[Dataset rows]
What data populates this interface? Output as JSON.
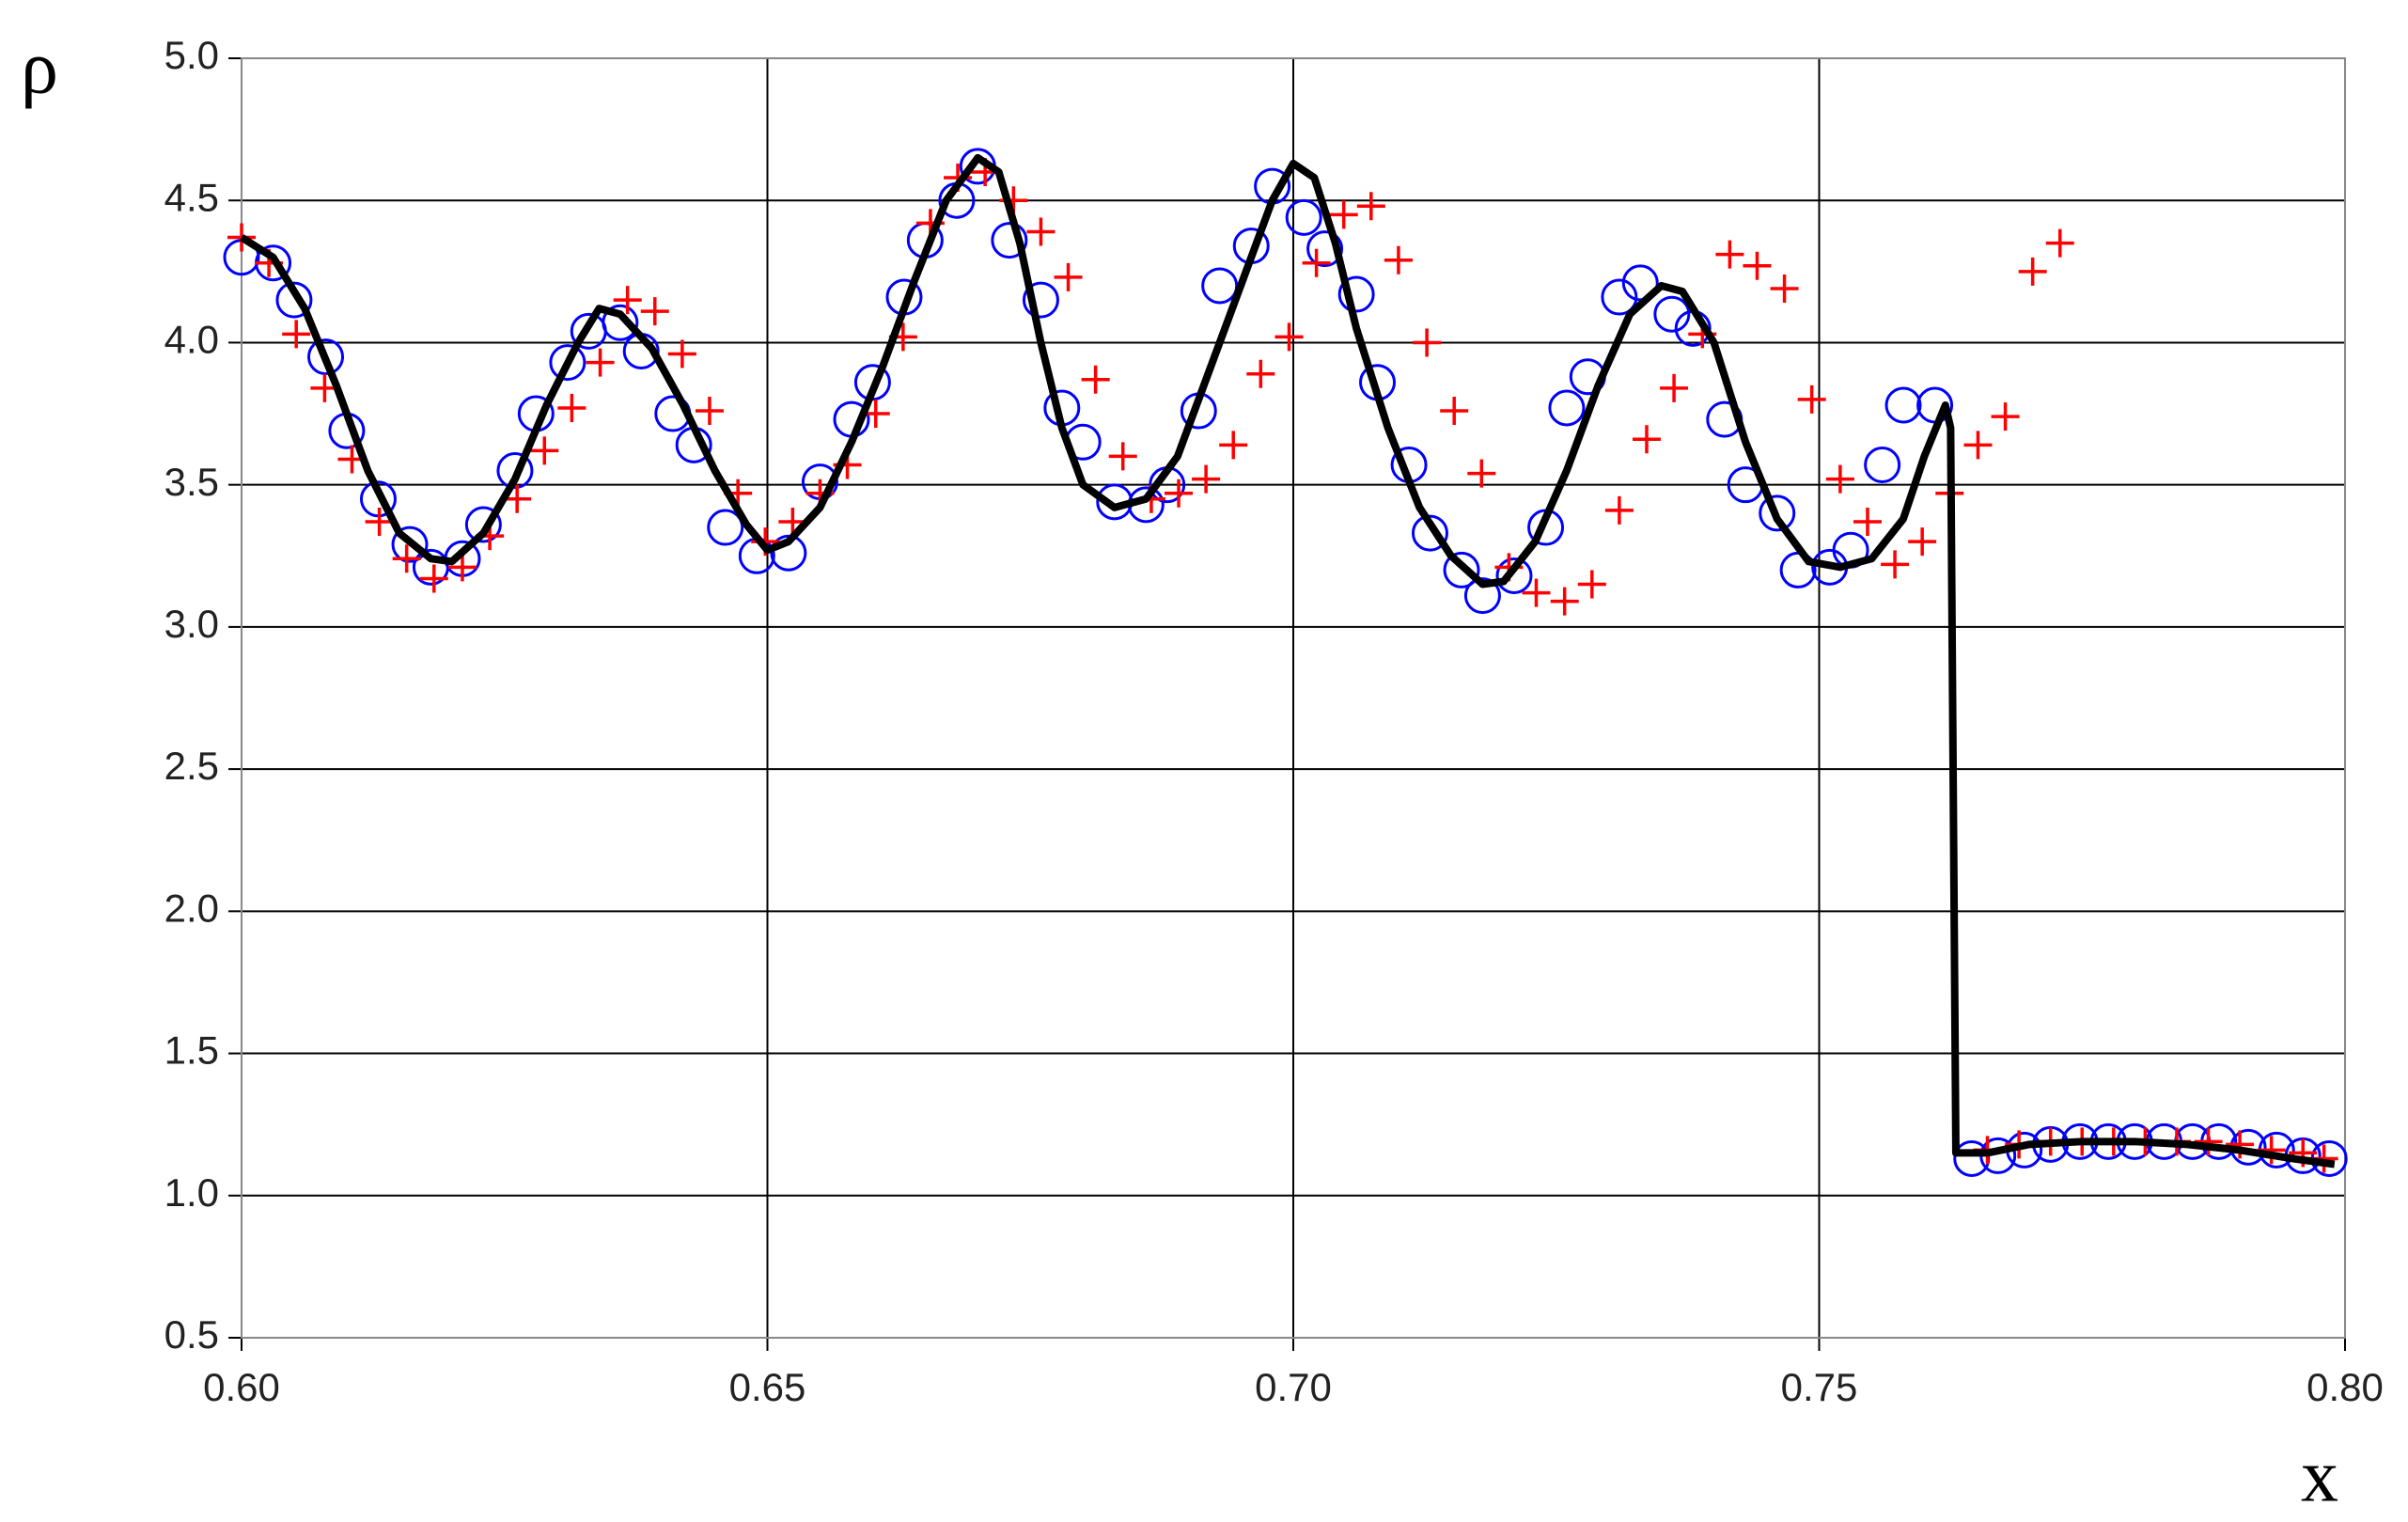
{
  "chart_data": {
    "type": "line",
    "ylabel": "ρ",
    "xlabel": "x",
    "xlim": [
      0.6,
      0.8
    ],
    "ylim": [
      0.5,
      5.0
    ],
    "xticks": [
      {
        "value": 0.6,
        "label": "0.60"
      },
      {
        "value": 0.65,
        "label": "0.65"
      },
      {
        "value": 0.7,
        "label": "0.70"
      },
      {
        "value": 0.75,
        "label": "0.75"
      },
      {
        "value": 0.8,
        "label": "0.80"
      }
    ],
    "yticks": [
      0.5,
      {
        "value": 1.0,
        "label": "1.0"
      },
      1.5,
      {
        "value": 2.0,
        "label": "2.0"
      },
      2.5,
      {
        "value": 3.0,
        "label": "3.0"
      },
      3.5,
      {
        "value": 4.0,
        "label": "4.0"
      },
      4.5,
      {
        "value": 5.0,
        "label": "5.0"
      }
    ],
    "grid": true,
    "series": [
      {
        "color": "#000000",
        "marker": "line",
        "x": [
          0.6,
          0.603,
          0.606,
          0.609,
          0.612,
          0.615,
          0.618,
          0.62,
          0.623,
          0.626,
          0.629,
          0.632,
          0.634,
          0.636,
          0.639,
          0.642,
          0.645,
          0.648,
          0.65,
          0.652,
          0.655,
          0.658,
          0.661,
          0.664,
          0.667,
          0.67,
          0.672,
          0.674,
          0.676,
          0.678,
          0.68,
          0.683,
          0.686,
          0.689,
          0.692,
          0.695,
          0.698,
          0.7,
          0.702,
          0.704,
          0.706,
          0.709,
          0.712,
          0.715,
          0.718,
          0.72,
          0.723,
          0.726,
          0.729,
          0.732,
          0.735,
          0.737,
          0.74,
          0.743,
          0.746,
          0.749,
          0.752,
          0.755,
          0.758,
          0.76,
          0.762,
          0.7625,
          0.763,
          0.766,
          0.77,
          0.775,
          0.78,
          0.785,
          0.79,
          0.795,
          0.799
        ],
        "values": [
          4.37,
          4.3,
          4.12,
          3.85,
          3.55,
          3.33,
          3.24,
          3.23,
          3.33,
          3.52,
          3.78,
          4.0,
          4.12,
          4.1,
          3.98,
          3.78,
          3.55,
          3.36,
          3.27,
          3.3,
          3.42,
          3.65,
          3.92,
          4.22,
          4.5,
          4.65,
          4.6,
          4.35,
          4.0,
          3.7,
          3.5,
          3.42,
          3.45,
          3.6,
          3.9,
          4.2,
          4.5,
          4.63,
          4.58,
          4.35,
          4.05,
          3.7,
          3.42,
          3.25,
          3.15,
          3.16,
          3.3,
          3.55,
          3.85,
          4.1,
          4.2,
          4.18,
          4.0,
          3.65,
          3.38,
          3.23,
          3.21,
          3.24,
          3.38,
          3.6,
          3.78,
          3.7,
          1.15,
          1.15,
          1.18,
          1.19,
          1.19,
          1.18,
          1.16,
          1.13,
          1.11
        ]
      },
      {
        "color": "#0000ff",
        "marker": "circle",
        "x": [
          0.6,
          0.603,
          0.605,
          0.608,
          0.61,
          0.613,
          0.616,
          0.618,
          0.621,
          0.623,
          0.626,
          0.628,
          0.631,
          0.633,
          0.636,
          0.638,
          0.641,
          0.643,
          0.646,
          0.649,
          0.652,
          0.655,
          0.658,
          0.66,
          0.663,
          0.665,
          0.668,
          0.67,
          0.673,
          0.676,
          0.678,
          0.68,
          0.683,
          0.686,
          0.688,
          0.691,
          0.693,
          0.696,
          0.698,
          0.701,
          0.703,
          0.706,
          0.708,
          0.711,
          0.713,
          0.716,
          0.718,
          0.721,
          0.724,
          0.726,
          0.728,
          0.731,
          0.733,
          0.736,
          0.738,
          0.741,
          0.743,
          0.746,
          0.748,
          0.751,
          0.753,
          0.756,
          0.758,
          0.761,
          0.7645,
          0.767,
          0.7695,
          0.772,
          0.7748,
          0.7775,
          0.78,
          0.7828,
          0.7855,
          0.788,
          0.7908,
          0.7935,
          0.796,
          0.7985
        ],
        "values": [
          4.3,
          4.28,
          4.15,
          3.95,
          3.69,
          3.45,
          3.29,
          3.21,
          3.24,
          3.36,
          3.55,
          3.75,
          3.93,
          4.04,
          4.07,
          3.97,
          3.75,
          3.64,
          3.35,
          3.25,
          3.26,
          3.51,
          3.73,
          3.86,
          4.16,
          4.36,
          4.5,
          4.62,
          4.36,
          4.15,
          3.77,
          3.65,
          3.44,
          3.43,
          3.5,
          3.76,
          4.2,
          4.34,
          4.55,
          4.44,
          4.33,
          4.17,
          3.86,
          3.57,
          3.33,
          3.2,
          3.11,
          3.18,
          3.35,
          3.77,
          3.88,
          4.16,
          4.21,
          4.1,
          4.05,
          3.73,
          3.5,
          3.4,
          3.2,
          3.21,
          3.27,
          3.57,
          3.78,
          3.78,
          1.13,
          1.14,
          1.16,
          1.18,
          1.19,
          1.19,
          1.19,
          1.19,
          1.19,
          1.19,
          1.17,
          1.16,
          1.14,
          1.13
        ]
      },
      {
        "color": "#ff0000",
        "marker": "plus",
        "x": [
          0.6,
          0.6026,
          0.6052,
          0.6079,
          0.6105,
          0.6131,
          0.6157,
          0.6183,
          0.621,
          0.6236,
          0.6262,
          0.6288,
          0.6314,
          0.6341,
          0.6367,
          0.6393,
          0.6419,
          0.6445,
          0.6472,
          0.6498,
          0.6524,
          0.655,
          0.6576,
          0.6603,
          0.6629,
          0.6655,
          0.6681,
          0.6707,
          0.6734,
          0.676,
          0.6786,
          0.6812,
          0.6838,
          0.6865,
          0.6891,
          0.6917,
          0.6943,
          0.6969,
          0.6996,
          0.7022,
          0.7048,
          0.7074,
          0.71,
          0.7127,
          0.7153,
          0.7179,
          0.7205,
          0.7231,
          0.7258,
          0.7284,
          0.731,
          0.7336,
          0.7362,
          0.7389,
          0.7415,
          0.7441,
          0.7467,
          0.7493,
          0.752,
          0.7546,
          0.7572,
          0.7598,
          0.7624,
          0.7651,
          0.7677,
          0.7703,
          0.7729,
          0.766,
          0.769,
          0.772,
          0.775,
          0.778,
          0.781,
          0.784,
          0.787,
          0.79,
          0.793,
          0.796,
          0.798
        ],
        "values": [
          4.37,
          4.28,
          4.03,
          3.84,
          3.59,
          3.37,
          3.24,
          3.17,
          3.21,
          3.32,
          3.45,
          3.62,
          3.77,
          3.93,
          4.15,
          4.11,
          3.96,
          3.76,
          3.47,
          3.3,
          3.37,
          3.47,
          3.57,
          3.75,
          4.02,
          4.42,
          4.58,
          4.6,
          4.5,
          4.39,
          4.23,
          3.87,
          3.6,
          3.45,
          3.47,
          3.52,
          3.64,
          3.89,
          4.02,
          4.28,
          4.45,
          4.48,
          4.29,
          4.0,
          3.76,
          3.54,
          3.21,
          3.12,
          3.09,
          3.15,
          3.41,
          3.66,
          3.84,
          4.03,
          4.31,
          4.27,
          4.19,
          3.8,
          3.52,
          3.37,
          3.22,
          3.3,
          3.47,
          3.64,
          3.74,
          4.25,
          4.35,
          1.16,
          1.18,
          1.19,
          1.19,
          1.19,
          1.19,
          1.19,
          1.19,
          1.18,
          1.16,
          1.15,
          1.13
        ]
      }
    ]
  }
}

What to produce> Leave the pictures out and copy the rest of the data exactly.

Result for this exercise>
What data populates this interface? Output as JSON.
{
  "chart_data": {
    "type": "line",
    "ylabel": "ρ",
    "xlabel": "x",
    "xlim": [
      0.6,
      0.8
    ],
    "ylim": [
      0.5,
      5.0
    ],
    "xticks": [
      {
        "value": 0.6,
        "label": "0.60"
      },
      {
        "value": 0.65,
        "label": "0.65"
      },
      {
        "value": 0.7,
        "label": "0.70"
      },
      {
        "value": 0.75,
        "label": "0.75"
      },
      {
        "value": 0.8,
        "label": "0.80"
      }
    ],
    "yticks": [
      0.5,
      {
        "value": 1.0,
        "label": "1.0"
      },
      1.5,
      {
        "value": 2.0,
        "label": "2.0"
      },
      2.5,
      {
        "value": 3.0,
        "label": "3.0"
      },
      3.5,
      {
        "value": 4.0,
        "label": "4.0"
      },
      4.5,
      {
        "value": 5.0,
        "label": "5.0"
      }
    ],
    "grid": true,
    "series": [
      {
        "color": "#000000",
        "marker": "line",
        "x": [
          0.6,
          0.603,
          0.606,
          0.609,
          0.612,
          0.615,
          0.618,
          0.62,
          0.623,
          0.626,
          0.629,
          0.632,
          0.634,
          0.636,
          0.639,
          0.642,
          0.645,
          0.648,
          0.65,
          0.652,
          0.655,
          0.658,
          0.661,
          0.664,
          0.667,
          0.67,
          0.672,
          0.674,
          0.676,
          0.678,
          0.68,
          0.683,
          0.686,
          0.689,
          0.692,
          0.695,
          0.698,
          0.7,
          0.702,
          0.704,
          0.706,
          0.709,
          0.712,
          0.715,
          0.718,
          0.72,
          0.723,
          0.726,
          0.729,
          0.732,
          0.735,
          0.737,
          0.74,
          0.743,
          0.746,
          0.749,
          0.752,
          0.755,
          0.758,
          0.76,
          0.762,
          0.7625,
          0.763,
          0.766,
          0.77,
          0.775,
          0.78,
          0.785,
          0.79,
          0.795,
          0.799
        ],
        "values": [
          4.37,
          4.3,
          4.12,
          3.85,
          3.55,
          3.33,
          3.24,
          3.23,
          3.33,
          3.52,
          3.78,
          4.0,
          4.12,
          4.1,
          3.98,
          3.78,
          3.55,
          3.36,
          3.27,
          3.3,
          3.42,
          3.65,
          3.92,
          4.22,
          4.5,
          4.65,
          4.6,
          4.35,
          4.0,
          3.7,
          3.5,
          3.42,
          3.45,
          3.6,
          3.9,
          4.2,
          4.5,
          4.63,
          4.58,
          4.35,
          4.05,
          3.7,
          3.42,
          3.25,
          3.15,
          3.16,
          3.3,
          3.55,
          3.85,
          4.1,
          4.2,
          4.18,
          4.0,
          3.65,
          3.38,
          3.23,
          3.21,
          3.24,
          3.38,
          3.6,
          3.78,
          3.7,
          1.15,
          1.15,
          1.18,
          1.19,
          1.19,
          1.18,
          1.16,
          1.13,
          1.11
        ]
      },
      {
        "color": "#0000ff",
        "marker": "circle",
        "x": [
          0.6,
          0.603,
          0.605,
          0.608,
          0.61,
          0.613,
          0.616,
          0.618,
          0.621,
          0.623,
          0.626,
          0.628,
          0.631,
          0.633,
          0.636,
          0.638,
          0.641,
          0.643,
          0.646,
          0.649,
          0.652,
          0.655,
          0.658,
          0.66,
          0.663,
          0.665,
          0.668,
          0.67,
          0.673,
          0.676,
          0.678,
          0.68,
          0.683,
          0.686,
          0.688,
          0.691,
          0.693,
          0.696,
          0.698,
          0.701,
          0.703,
          0.706,
          0.708,
          0.711,
          0.713,
          0.716,
          0.718,
          0.721,
          0.724,
          0.726,
          0.728,
          0.731,
          0.733,
          0.736,
          0.738,
          0.741,
          0.743,
          0.746,
          0.748,
          0.751,
          0.753,
          0.756,
          0.758,
          0.761,
          0.7645,
          0.767,
          0.7695,
          0.772,
          0.7748,
          0.7775,
          0.78,
          0.7828,
          0.7855,
          0.788,
          0.7908,
          0.7935,
          0.796,
          0.7985
        ],
        "values": [
          4.3,
          4.28,
          4.15,
          3.95,
          3.69,
          3.45,
          3.29,
          3.21,
          3.24,
          3.36,
          3.55,
          3.75,
          3.93,
          4.04,
          4.07,
          3.97,
          3.75,
          3.64,
          3.35,
          3.25,
          3.26,
          3.51,
          3.73,
          3.86,
          4.16,
          4.36,
          4.5,
          4.62,
          4.36,
          4.15,
          3.77,
          3.65,
          3.44,
          3.43,
          3.5,
          3.76,
          4.2,
          4.34,
          4.55,
          4.44,
          4.33,
          4.17,
          3.86,
          3.57,
          3.33,
          3.2,
          3.11,
          3.18,
          3.35,
          3.77,
          3.88,
          4.16,
          4.21,
          4.1,
          4.05,
          3.73,
          3.5,
          3.4,
          3.2,
          3.21,
          3.27,
          3.57,
          3.78,
          3.78,
          1.13,
          1.14,
          1.16,
          1.18,
          1.19,
          1.19,
          1.19,
          1.19,
          1.19,
          1.19,
          1.17,
          1.16,
          1.14,
          1.13
        ]
      },
      {
        "color": "#ff0000",
        "marker": "plus",
        "x": [
          0.6,
          0.6026,
          0.6052,
          0.6079,
          0.6105,
          0.6131,
          0.6157,
          0.6183,
          0.621,
          0.6236,
          0.6262,
          0.6288,
          0.6314,
          0.6341,
          0.6367,
          0.6393,
          0.6419,
          0.6445,
          0.6472,
          0.6498,
          0.6524,
          0.655,
          0.6576,
          0.6603,
          0.6629,
          0.6655,
          0.6681,
          0.6707,
          0.6734,
          0.676,
          0.6786,
          0.6812,
          0.6838,
          0.6865,
          0.6891,
          0.6917,
          0.6943,
          0.6969,
          0.6996,
          0.7022,
          0.7048,
          0.7074,
          0.71,
          0.7127,
          0.7153,
          0.7179,
          0.7205,
          0.7231,
          0.7258,
          0.7284,
          0.731,
          0.7336,
          0.7362,
          0.7389,
          0.7415,
          0.7441,
          0.7467,
          0.7493,
          0.752,
          0.7546,
          0.7572,
          0.7598,
          0.7624,
          0.7651,
          0.7677,
          0.7703,
          0.7729,
          0.766,
          0.769,
          0.772,
          0.775,
          0.778,
          0.781,
          0.784,
          0.787,
          0.79,
          0.793,
          0.796,
          0.798
        ],
        "values": [
          4.37,
          4.28,
          4.03,
          3.84,
          3.59,
          3.37,
          3.24,
          3.17,
          3.21,
          3.32,
          3.45,
          3.62,
          3.77,
          3.93,
          4.15,
          4.11,
          3.96,
          3.76,
          3.47,
          3.3,
          3.37,
          3.47,
          3.57,
          3.75,
          4.02,
          4.42,
          4.58,
          4.6,
          4.5,
          4.39,
          4.23,
          3.87,
          3.6,
          3.45,
          3.47,
          3.52,
          3.64,
          3.89,
          4.02,
          4.28,
          4.45,
          4.48,
          4.29,
          4.0,
          3.76,
          3.54,
          3.21,
          3.12,
          3.09,
          3.15,
          3.41,
          3.66,
          3.84,
          4.03,
          4.31,
          4.27,
          4.19,
          3.8,
          3.52,
          3.37,
          3.22,
          3.3,
          3.47,
          3.64,
          3.74,
          4.25,
          4.35,
          1.16,
          1.18,
          1.19,
          1.19,
          1.19,
          1.19,
          1.19,
          1.19,
          1.18,
          1.16,
          1.15,
          1.13
        ]
      }
    ]
  }
}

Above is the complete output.